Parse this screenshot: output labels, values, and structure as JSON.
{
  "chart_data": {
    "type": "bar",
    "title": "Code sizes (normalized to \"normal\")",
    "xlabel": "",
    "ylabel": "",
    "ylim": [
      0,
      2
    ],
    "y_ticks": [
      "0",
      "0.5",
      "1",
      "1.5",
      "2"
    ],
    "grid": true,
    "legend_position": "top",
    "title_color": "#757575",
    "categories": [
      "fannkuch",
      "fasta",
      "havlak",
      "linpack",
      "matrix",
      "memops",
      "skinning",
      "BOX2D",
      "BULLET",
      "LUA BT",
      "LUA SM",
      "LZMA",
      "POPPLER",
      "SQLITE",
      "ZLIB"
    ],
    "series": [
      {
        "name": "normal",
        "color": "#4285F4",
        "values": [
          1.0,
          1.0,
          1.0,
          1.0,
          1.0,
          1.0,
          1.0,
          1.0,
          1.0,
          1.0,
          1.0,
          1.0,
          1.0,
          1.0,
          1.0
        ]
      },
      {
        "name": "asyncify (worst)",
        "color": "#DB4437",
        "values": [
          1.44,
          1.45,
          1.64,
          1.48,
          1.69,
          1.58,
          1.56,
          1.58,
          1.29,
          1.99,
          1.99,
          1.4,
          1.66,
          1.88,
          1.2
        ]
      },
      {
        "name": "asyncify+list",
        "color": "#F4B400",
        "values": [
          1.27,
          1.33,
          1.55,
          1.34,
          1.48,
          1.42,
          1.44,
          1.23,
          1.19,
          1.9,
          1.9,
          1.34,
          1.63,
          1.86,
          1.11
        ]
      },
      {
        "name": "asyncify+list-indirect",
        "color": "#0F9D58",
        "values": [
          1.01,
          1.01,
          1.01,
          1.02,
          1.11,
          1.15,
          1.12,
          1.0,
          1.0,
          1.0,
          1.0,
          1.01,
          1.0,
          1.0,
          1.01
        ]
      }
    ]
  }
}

====

Exercise task> From the listing, copy each line containing the word "asyncify".

Solution below>
        "name": "asyncify (worst)",
        "name": "asyncify+list",
        "name": "asyncify+list-indirect",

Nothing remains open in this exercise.